__What to produce__: Repeat everything in the material exactly.

>> Begin Excerpted data

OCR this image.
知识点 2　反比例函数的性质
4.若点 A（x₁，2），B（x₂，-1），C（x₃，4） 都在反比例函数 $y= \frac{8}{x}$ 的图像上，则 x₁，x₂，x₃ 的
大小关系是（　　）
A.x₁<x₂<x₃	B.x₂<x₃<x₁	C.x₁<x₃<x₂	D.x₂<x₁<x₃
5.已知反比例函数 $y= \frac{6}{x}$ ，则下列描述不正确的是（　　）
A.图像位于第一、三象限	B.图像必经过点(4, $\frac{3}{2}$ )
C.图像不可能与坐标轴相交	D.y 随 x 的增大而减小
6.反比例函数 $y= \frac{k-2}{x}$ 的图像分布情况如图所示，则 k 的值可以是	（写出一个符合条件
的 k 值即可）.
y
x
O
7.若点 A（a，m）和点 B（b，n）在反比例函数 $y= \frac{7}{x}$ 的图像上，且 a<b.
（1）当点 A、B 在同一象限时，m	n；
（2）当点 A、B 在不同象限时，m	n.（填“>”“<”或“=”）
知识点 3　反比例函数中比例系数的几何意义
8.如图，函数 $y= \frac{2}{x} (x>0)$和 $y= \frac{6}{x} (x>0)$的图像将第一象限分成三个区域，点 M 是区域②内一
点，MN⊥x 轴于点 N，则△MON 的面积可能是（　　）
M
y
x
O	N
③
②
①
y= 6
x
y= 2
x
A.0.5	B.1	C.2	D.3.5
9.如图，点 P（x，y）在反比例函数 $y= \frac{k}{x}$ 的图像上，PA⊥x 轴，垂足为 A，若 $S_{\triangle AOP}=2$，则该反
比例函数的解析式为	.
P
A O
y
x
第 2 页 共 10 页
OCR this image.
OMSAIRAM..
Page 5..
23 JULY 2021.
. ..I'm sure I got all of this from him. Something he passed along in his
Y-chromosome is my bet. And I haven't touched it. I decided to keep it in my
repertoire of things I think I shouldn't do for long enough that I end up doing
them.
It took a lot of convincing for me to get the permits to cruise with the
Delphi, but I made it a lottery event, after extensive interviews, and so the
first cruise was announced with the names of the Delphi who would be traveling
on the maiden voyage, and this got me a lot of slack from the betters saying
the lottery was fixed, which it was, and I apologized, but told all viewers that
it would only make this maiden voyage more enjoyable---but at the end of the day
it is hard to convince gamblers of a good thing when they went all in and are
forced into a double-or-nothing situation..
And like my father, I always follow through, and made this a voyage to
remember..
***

>> End Excerpted data

__Correct result__:
OCR this image.
知识点 2　反比例函数的性质
4.若点 A（x₁，2），B（x₂，-1），C（x₃，4） 都在反比例函数 $y= \frac{8}{x}$ 的图像上，则 x₁，x₂，x₃ 的
大小关系是（　　）
A.x₁<x₂<x₃	B.x₂<x₃<x₁	C.x₁<x₃<x₂	D.x₂<x₁<x₃
5.已知反比例函数 $y= \frac{6}{x}$ ，则下列描述不正确的是（　　）
A.图像位于第一、三象限	B.图像必经过点(4, $\frac{3}{2}$ )
C.图像不可能与坐标轴相交	D.y 随 x 的增大而减小
6.反比例函数 $y= \frac{k-2}{x}$ 的图像分布情况如图所示，则 k 的值可以是	（写出一个符合条件
的 k 值即可）.
y
x
O
7.若点 A（a，m）和点 B（b，n）在反比例函数 $y= \frac{7}{x}$ 的图像上，且 a<b.
（1）当点 A、B 在同一象限时，m	n；
（2）当点 A、B 在不同象限时，m	n.（填“>”“<”或“=”）
知识点 3　反比例函数中比例系数的几何意义
8.如图，函数 $y= \frac{2}{x} (x>0)$和 $y= \frac{6}{x} (x>0)$的图像将第一象限分成三个区域，点 M 是区域②内一
点，MN⊥x 轴于点 N，则△MON 的面积可能是（　　）
M
y
x
O	N
③
②
①
y= 6
x
y= 2
x
A.0.5	B.1	C.2	D.3.5
9.如图，点 P（x，y）在反比例函数 $y= \frac{k}{x}$ 的图像上，PA⊥x 轴，垂足为 A，若 $S_{\triangle AOP}=2$，则该反
比例函数的解析式为	.
P
A O
y
x
第 2 页 共 10 页
OCR this image.
OMSAIRAM..
Page 5..
23 JULY 2021.
. ..I'm sure I got all of this from him. Something he passed along in his
Y-chromosome is my bet. And I haven't touched it. I decided to keep it in my
repertoire of things I think I shouldn't do for long enough that I end up doing
them.
It took a lot of convincing for me to get the permits to cruise with the
Delphi, but I made it a lottery event, after extensive interviews, and so the
first cruise was announced with the names of the Delphi who would be traveling
on the maiden voyage, and this got me a lot of slack from the betters saying
the lottery was fixed, which it was, and I apologized, but told all viewers that
it would only make this maiden voyage more enjoyable---but at the end of the day
it is hard to convince gamblers of a good thing when they went all in and are
forced into a double-or-nothing situation..
And like my father, I always follow through, and made this a voyage to
remember..
***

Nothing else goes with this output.